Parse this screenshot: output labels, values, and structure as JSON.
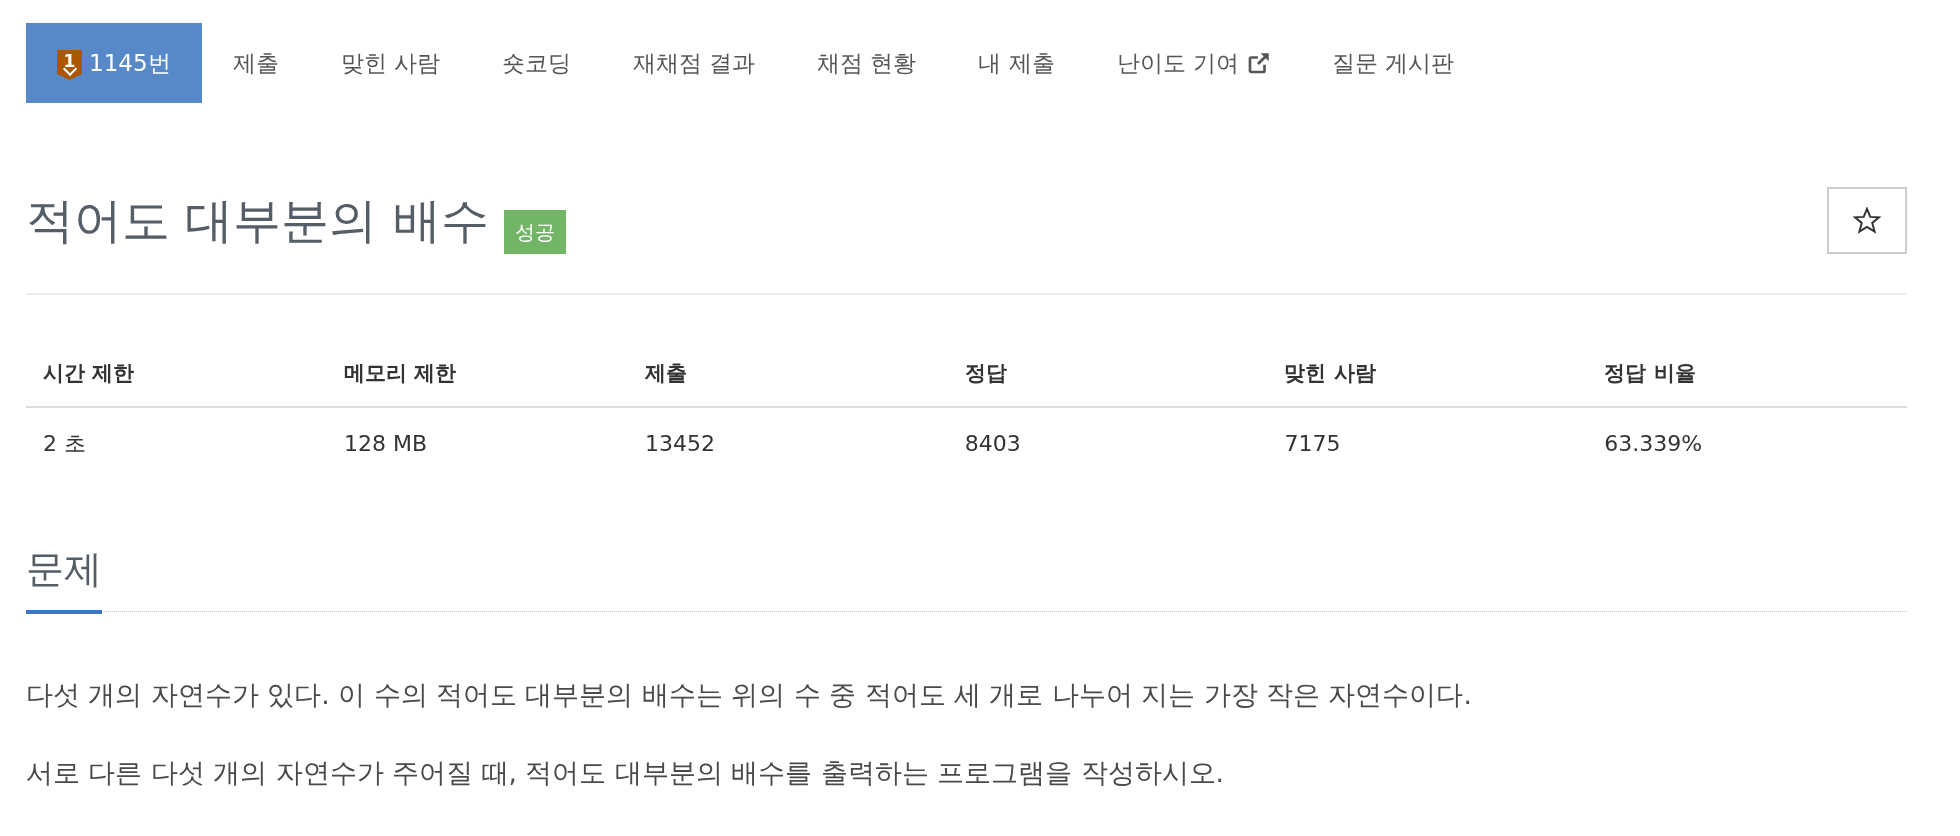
{
  "nav": {
    "tabs": [
      {
        "label": "1145번",
        "badge": "1",
        "selected": true,
        "external": false
      },
      {
        "label": "제출",
        "selected": false,
        "external": false
      },
      {
        "label": "맞힌 사람",
        "selected": false,
        "external": false
      },
      {
        "label": "숏코딩",
        "selected": false,
        "external": false
      },
      {
        "label": "재채점 결과",
        "selected": false,
        "external": false
      },
      {
        "label": "채점 현황",
        "selected": false,
        "external": false
      },
      {
        "label": "내 제출",
        "selected": false,
        "external": false
      },
      {
        "label": "난이도 기여",
        "selected": false,
        "external": true
      },
      {
        "label": "질문 게시판",
        "selected": false,
        "external": false
      }
    ]
  },
  "problem": {
    "title": "적어도 대부분의 배수",
    "result": {
      "label": "성공",
      "kind": "accepted"
    },
    "starred": false
  },
  "stats": {
    "columns": [
      "시간 제한",
      "메모리 제한",
      "제출",
      "정답",
      "맞힌 사람",
      "정답 비율"
    ],
    "rows": [
      [
        "2 초",
        "128 MB",
        "13452",
        "8403",
        "7175",
        "63.339%"
      ]
    ]
  },
  "sections": [
    {
      "heading": "문제",
      "paragraphs": [
        "다섯 개의 자연수가 있다. 이 수의 적어도 대부분의 배수는 위의 수 중 적어도 세 개로 나누어 지는 가장 작은 자연수이다.",
        "서로 다른 다섯 개의 자연수가 주어질 때, 적어도 대부분의 배수를 출력하는 프로그램을 작성하시오."
      ]
    }
  ]
}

> What the task requires
Leave the pictures out and print the records above exactly as they stand.

> Exercise answer
Parse this screenshot: output labels, values, and structure as JSON.
{
  "nav": {
    "tabs": [
      {
        "label": "1145번",
        "badge": "1",
        "selected": true,
        "external": false
      },
      {
        "label": "제출",
        "selected": false,
        "external": false
      },
      {
        "label": "맞힌 사람",
        "selected": false,
        "external": false
      },
      {
        "label": "숏코딩",
        "selected": false,
        "external": false
      },
      {
        "label": "재채점 결과",
        "selected": false,
        "external": false
      },
      {
        "label": "채점 현황",
        "selected": false,
        "external": false
      },
      {
        "label": "내 제출",
        "selected": false,
        "external": false
      },
      {
        "label": "난이도 기여",
        "selected": false,
        "external": true
      },
      {
        "label": "질문 게시판",
        "selected": false,
        "external": false
      }
    ]
  },
  "problem": {
    "title": "적어도 대부분의 배수",
    "result": {
      "label": "성공",
      "kind": "accepted"
    },
    "starred": false
  },
  "stats": {
    "columns": [
      "시간 제한",
      "메모리 제한",
      "제출",
      "정답",
      "맞힌 사람",
      "정답 비율"
    ],
    "rows": [
      [
        "2 초",
        "128 MB",
        "13452",
        "8403",
        "7175",
        "63.339%"
      ]
    ]
  },
  "sections": [
    {
      "heading": "문제",
      "paragraphs": [
        "다섯 개의 자연수가 있다. 이 수의 적어도 대부분의 배수는 위의 수 중 적어도 세 개로 나누어 지는 가장 작은 자연수이다.",
        "서로 다른 다섯 개의 자연수가 주어질 때, 적어도 대부분의 배수를 출력하는 프로그램을 작성하시오."
      ]
    }
  ]
}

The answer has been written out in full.